WHAT THE TASK REQUIRES: What follows is a set of entries. Give them again exactly, without the pictures.

RECORDS PROVIDED:
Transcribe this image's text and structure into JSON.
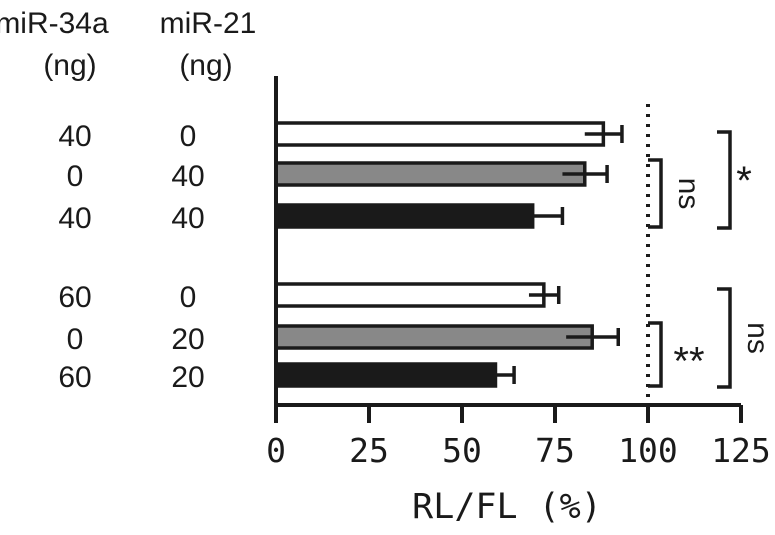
{
  "chart_data": {
    "type": "bar",
    "orientation": "horizontal",
    "xlabel": "RL/FL (%)",
    "xlim": [
      0,
      125
    ],
    "xticks": [
      0,
      25,
      50,
      75,
      100,
      125
    ],
    "reference_line": 100,
    "grid": false,
    "table_headers": [
      {
        "line1": "miR-34a",
        "line2": "(ng)"
      },
      {
        "line1": "miR-21",
        "line2": "(ng)"
      }
    ],
    "groups": [
      {
        "bars": [
          {
            "mir34a": "40",
            "mir21": "0",
            "value": 88,
            "error": 5,
            "fill": "#ffffff"
          },
          {
            "mir34a": "0",
            "mir21": "40",
            "value": 83,
            "error": 6,
            "fill": "#888888"
          },
          {
            "mir34a": "40",
            "mir21": "40",
            "value": 69,
            "error": 8,
            "fill": "#1a1a1a"
          }
        ]
      },
      {
        "bars": [
          {
            "mir34a": "60",
            "mir21": "0",
            "value": 72,
            "error": 4,
            "fill": "#ffffff"
          },
          {
            "mir34a": "0",
            "mir21": "20",
            "value": 85,
            "error": 7,
            "fill": "#888888"
          },
          {
            "mir34a": "60",
            "mir21": "20",
            "value": 59,
            "error": 5,
            "fill": "#1a1a1a"
          }
        ]
      }
    ],
    "significance": [
      {
        "group": 0,
        "from": 1,
        "to": 2,
        "label": "ns",
        "rotated": true
      },
      {
        "group": 0,
        "from": 0,
        "to": 2,
        "label": "*",
        "rotated": false
      },
      {
        "group": 1,
        "from": 1,
        "to": 2,
        "label": "**",
        "rotated": false
      },
      {
        "group": 1,
        "from": 0,
        "to": 2,
        "label": "ns",
        "rotated": true
      }
    ],
    "colors": {
      "ink": "#1a1a1a",
      "gray_bar": "#888888",
      "white_bar": "#ffffff"
    }
  }
}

RESPONSE TO THE EXERCISE:
Transcribe this image's text and structure into JSON.
{
  "chart_data": {
    "type": "bar",
    "orientation": "horizontal",
    "xlabel": "RL/FL (%)",
    "xlim": [
      0,
      125
    ],
    "xticks": [
      0,
      25,
      50,
      75,
      100,
      125
    ],
    "reference_line": 100,
    "grid": false,
    "table_headers": [
      {
        "line1": "miR-34a",
        "line2": "(ng)"
      },
      {
        "line1": "miR-21",
        "line2": "(ng)"
      }
    ],
    "groups": [
      {
        "bars": [
          {
            "mir34a": "40",
            "mir21": "0",
            "value": 88,
            "error": 5,
            "fill": "#ffffff"
          },
          {
            "mir34a": "0",
            "mir21": "40",
            "value": 83,
            "error": 6,
            "fill": "#888888"
          },
          {
            "mir34a": "40",
            "mir21": "40",
            "value": 69,
            "error": 8,
            "fill": "#1a1a1a"
          }
        ]
      },
      {
        "bars": [
          {
            "mir34a": "60",
            "mir21": "0",
            "value": 72,
            "error": 4,
            "fill": "#ffffff"
          },
          {
            "mir34a": "0",
            "mir21": "20",
            "value": 85,
            "error": 7,
            "fill": "#888888"
          },
          {
            "mir34a": "60",
            "mir21": "20",
            "value": 59,
            "error": 5,
            "fill": "#1a1a1a"
          }
        ]
      }
    ],
    "significance": [
      {
        "group": 0,
        "from": 1,
        "to": 2,
        "label": "ns",
        "rotated": true
      },
      {
        "group": 0,
        "from": 0,
        "to": 2,
        "label": "*",
        "rotated": false
      },
      {
        "group": 1,
        "from": 1,
        "to": 2,
        "label": "**",
        "rotated": false
      },
      {
        "group": 1,
        "from": 0,
        "to": 2,
        "label": "ns",
        "rotated": true
      }
    ],
    "colors": {
      "ink": "#1a1a1a",
      "gray_bar": "#888888",
      "white_bar": "#ffffff"
    }
  }
}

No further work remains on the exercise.